Look for "Serialize everything readable" in the records below, then copy that line and every line after it, exactly and with nothing added.

§ Given information:
^^^^
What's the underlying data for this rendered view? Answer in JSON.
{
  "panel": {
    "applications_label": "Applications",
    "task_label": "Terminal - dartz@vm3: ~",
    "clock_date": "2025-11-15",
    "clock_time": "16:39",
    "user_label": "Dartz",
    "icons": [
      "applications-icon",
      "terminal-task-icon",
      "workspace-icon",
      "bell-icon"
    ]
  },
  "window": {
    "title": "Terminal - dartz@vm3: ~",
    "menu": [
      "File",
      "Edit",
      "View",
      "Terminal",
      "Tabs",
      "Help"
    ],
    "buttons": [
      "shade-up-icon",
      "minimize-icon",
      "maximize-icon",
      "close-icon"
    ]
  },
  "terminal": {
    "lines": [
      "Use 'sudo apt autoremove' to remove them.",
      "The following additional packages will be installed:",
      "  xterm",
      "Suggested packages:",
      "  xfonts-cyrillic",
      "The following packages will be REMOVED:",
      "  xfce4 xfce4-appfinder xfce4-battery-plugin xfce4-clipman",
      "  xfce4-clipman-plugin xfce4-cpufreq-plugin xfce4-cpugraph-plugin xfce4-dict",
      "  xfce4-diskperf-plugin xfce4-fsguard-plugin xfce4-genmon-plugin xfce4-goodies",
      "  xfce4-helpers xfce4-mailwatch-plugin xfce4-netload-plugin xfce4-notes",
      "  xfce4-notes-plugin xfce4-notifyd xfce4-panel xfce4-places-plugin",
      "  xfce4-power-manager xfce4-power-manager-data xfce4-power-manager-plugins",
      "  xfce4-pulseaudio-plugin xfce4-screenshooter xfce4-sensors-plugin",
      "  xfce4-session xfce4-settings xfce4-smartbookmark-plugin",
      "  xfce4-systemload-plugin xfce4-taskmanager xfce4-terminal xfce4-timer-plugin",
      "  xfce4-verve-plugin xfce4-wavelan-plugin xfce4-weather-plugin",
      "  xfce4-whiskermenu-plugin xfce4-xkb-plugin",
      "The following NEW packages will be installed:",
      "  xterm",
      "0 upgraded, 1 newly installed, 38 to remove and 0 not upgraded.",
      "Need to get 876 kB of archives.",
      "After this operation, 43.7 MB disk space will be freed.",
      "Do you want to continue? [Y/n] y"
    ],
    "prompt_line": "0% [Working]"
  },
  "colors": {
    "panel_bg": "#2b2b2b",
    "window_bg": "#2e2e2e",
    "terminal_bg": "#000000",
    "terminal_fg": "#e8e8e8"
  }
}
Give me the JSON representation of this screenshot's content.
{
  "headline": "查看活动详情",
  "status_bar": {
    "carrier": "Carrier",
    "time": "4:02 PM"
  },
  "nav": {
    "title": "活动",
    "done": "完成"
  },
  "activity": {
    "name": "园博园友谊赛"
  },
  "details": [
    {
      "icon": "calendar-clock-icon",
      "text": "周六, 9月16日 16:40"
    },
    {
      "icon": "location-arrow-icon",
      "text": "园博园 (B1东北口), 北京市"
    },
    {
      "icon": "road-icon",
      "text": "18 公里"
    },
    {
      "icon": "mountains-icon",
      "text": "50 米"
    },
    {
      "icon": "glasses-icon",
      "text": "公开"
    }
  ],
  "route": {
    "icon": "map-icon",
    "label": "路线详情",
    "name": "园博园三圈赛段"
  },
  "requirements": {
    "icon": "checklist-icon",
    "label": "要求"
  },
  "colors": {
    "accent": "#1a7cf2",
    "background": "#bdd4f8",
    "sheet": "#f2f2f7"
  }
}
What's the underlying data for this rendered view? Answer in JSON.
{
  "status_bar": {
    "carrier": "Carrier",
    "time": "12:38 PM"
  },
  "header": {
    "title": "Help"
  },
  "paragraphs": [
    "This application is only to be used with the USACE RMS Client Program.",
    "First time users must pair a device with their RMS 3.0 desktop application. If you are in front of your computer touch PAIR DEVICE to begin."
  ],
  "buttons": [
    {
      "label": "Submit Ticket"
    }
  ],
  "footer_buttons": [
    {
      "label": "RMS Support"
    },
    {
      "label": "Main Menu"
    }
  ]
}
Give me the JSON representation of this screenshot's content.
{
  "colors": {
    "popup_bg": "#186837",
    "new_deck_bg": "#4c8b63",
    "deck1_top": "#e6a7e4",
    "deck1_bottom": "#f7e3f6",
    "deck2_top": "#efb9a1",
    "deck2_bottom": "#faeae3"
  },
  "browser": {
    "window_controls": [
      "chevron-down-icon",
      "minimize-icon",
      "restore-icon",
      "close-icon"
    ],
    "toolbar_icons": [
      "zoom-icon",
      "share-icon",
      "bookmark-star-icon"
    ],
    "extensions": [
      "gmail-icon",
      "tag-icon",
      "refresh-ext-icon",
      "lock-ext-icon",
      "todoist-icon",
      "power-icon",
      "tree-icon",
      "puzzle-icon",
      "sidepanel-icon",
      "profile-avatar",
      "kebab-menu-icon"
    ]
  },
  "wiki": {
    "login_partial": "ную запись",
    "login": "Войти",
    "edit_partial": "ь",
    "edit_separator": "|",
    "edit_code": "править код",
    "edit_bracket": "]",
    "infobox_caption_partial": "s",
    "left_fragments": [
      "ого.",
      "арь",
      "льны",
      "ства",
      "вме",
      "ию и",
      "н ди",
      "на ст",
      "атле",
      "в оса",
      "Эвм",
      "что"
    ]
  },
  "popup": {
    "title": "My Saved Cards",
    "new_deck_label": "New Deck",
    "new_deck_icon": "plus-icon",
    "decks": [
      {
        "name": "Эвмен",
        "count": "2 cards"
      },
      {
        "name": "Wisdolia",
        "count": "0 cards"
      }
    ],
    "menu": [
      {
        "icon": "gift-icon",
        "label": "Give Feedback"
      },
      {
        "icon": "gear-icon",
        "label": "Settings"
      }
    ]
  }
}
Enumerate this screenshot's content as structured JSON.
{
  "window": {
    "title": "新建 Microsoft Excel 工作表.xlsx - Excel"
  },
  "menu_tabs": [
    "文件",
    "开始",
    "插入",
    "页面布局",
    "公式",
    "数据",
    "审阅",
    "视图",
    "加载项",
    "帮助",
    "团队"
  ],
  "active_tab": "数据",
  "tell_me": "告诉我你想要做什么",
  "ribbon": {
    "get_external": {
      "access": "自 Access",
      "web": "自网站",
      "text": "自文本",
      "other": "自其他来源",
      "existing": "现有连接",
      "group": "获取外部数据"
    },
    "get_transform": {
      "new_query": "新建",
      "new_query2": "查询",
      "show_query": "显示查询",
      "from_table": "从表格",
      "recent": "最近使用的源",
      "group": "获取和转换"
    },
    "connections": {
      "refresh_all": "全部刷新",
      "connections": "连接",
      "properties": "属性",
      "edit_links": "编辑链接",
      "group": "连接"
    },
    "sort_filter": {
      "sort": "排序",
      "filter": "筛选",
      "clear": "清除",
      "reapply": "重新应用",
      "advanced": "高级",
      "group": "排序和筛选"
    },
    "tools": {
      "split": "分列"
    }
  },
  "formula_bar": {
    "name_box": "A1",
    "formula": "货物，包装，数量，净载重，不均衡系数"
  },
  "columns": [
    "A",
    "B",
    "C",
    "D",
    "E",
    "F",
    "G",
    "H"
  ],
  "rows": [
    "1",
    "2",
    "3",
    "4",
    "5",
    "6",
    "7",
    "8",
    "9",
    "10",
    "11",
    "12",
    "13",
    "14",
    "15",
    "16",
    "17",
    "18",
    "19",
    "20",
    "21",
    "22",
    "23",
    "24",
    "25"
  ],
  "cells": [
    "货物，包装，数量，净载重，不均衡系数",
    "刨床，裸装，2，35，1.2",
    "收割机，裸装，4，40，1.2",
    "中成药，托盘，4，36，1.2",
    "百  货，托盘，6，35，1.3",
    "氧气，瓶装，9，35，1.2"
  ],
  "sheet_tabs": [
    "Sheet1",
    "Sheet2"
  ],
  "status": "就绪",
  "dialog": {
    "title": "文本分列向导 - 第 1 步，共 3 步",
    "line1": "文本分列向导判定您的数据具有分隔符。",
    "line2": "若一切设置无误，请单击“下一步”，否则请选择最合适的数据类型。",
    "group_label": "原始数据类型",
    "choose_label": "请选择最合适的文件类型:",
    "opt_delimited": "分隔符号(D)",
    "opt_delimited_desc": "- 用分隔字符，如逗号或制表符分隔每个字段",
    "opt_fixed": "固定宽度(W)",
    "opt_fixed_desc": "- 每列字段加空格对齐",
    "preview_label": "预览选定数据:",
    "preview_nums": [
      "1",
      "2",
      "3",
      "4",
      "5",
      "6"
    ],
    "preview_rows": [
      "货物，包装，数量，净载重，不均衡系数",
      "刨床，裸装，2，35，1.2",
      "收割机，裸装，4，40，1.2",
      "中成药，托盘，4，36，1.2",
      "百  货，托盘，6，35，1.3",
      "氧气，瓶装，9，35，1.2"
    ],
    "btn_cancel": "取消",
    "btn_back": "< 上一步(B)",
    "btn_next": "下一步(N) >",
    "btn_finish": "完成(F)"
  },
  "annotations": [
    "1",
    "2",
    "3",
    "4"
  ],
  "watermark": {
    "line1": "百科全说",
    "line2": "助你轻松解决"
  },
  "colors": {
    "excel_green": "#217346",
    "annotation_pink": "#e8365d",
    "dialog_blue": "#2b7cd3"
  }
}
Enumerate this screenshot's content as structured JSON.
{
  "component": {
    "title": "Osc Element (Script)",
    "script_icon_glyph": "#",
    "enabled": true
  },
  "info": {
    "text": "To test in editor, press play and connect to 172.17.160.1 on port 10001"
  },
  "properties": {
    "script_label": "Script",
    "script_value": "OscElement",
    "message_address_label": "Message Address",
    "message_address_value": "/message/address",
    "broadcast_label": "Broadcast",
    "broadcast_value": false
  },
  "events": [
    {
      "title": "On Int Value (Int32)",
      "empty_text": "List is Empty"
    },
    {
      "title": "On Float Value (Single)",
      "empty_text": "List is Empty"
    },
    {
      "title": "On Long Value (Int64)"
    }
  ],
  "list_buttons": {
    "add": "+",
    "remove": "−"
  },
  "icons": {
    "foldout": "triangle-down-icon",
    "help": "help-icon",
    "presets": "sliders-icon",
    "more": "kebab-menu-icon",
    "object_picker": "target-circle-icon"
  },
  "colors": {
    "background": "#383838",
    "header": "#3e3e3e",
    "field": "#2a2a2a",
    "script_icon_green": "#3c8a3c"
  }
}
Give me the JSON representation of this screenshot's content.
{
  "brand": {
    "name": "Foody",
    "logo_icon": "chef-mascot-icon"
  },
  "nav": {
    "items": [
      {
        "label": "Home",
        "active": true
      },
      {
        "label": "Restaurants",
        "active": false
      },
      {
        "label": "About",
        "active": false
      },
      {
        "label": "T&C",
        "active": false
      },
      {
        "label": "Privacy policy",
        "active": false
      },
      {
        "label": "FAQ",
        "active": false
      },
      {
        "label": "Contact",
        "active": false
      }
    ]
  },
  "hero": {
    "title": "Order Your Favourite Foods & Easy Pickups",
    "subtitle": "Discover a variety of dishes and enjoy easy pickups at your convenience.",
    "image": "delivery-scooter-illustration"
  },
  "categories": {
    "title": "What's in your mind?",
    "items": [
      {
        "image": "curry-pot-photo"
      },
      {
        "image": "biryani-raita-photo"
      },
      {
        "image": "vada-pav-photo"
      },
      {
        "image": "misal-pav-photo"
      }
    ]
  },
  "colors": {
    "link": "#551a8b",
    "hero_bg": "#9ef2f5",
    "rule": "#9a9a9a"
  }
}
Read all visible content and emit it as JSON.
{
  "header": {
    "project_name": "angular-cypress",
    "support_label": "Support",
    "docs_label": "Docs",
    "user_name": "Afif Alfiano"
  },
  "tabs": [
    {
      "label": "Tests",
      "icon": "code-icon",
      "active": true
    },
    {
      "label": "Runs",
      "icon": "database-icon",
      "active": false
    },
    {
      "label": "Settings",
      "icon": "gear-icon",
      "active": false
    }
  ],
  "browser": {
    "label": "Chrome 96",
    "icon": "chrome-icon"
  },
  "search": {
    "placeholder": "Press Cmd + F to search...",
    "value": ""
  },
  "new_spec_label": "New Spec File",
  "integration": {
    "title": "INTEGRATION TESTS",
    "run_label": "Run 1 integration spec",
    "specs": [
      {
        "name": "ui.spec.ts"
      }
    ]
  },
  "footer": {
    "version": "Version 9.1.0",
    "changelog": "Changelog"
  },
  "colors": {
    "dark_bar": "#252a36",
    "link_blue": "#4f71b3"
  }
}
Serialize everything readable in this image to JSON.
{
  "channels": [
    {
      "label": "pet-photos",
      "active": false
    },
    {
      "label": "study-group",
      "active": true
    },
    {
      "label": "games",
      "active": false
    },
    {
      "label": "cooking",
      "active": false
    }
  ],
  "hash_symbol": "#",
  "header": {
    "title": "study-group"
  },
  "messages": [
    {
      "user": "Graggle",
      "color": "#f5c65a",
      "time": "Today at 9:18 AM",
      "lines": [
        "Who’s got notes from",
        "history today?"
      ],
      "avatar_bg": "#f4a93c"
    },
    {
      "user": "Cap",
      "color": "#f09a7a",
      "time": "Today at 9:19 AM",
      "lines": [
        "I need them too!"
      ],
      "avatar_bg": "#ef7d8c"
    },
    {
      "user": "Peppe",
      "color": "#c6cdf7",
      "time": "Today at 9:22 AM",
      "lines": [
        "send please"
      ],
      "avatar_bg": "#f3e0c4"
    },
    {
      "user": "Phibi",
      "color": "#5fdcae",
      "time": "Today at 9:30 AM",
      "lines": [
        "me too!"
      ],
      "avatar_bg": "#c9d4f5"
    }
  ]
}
^^^^
§ Output below:
Serialize everything readable in this image to JSON.
{
  "channels": [
    {
      "label": "pet-photos",
      "active": false
    },
    {
      "label": "study-group",
      "active": true
    },
    {
      "label": "games",
      "active": false
    },
    {
      "label": "cooking",
      "active": false
    }
  ],
  "hash_symbol": "#",
  "header": {
    "title": "study-group"
  },
  "messages": [
    {
      "user": "Graggle",
      "color": "#f5c65a",
      "time": "Today at 9:18 AM",
      "lines": [
        "Who’s got notes from",
        "history today?"
      ],
      "avatar_bg": "#f4a93c"
    },
    {
      "user": "Cap",
      "color": "#f09a7a",
      "time": "Today at 9:19 AM",
      "lines": [
        "I need them too!"
      ],
      "avatar_bg": "#ef7d8c"
    },
    {
      "user": "Peppe",
      "color": "#c6cdf7",
      "time": "Today at 9:22 AM",
      "lines": [
        "send please"
      ],
      "avatar_bg": "#f3e0c4"
    },
    {
      "user": "Phibi",
      "color": "#5fdcae",
      "time": "Today at 9:30 AM",
      "lines": [
        "me too!"
      ],
      "avatar_bg": "#c9d4f5"
    }
  ]
}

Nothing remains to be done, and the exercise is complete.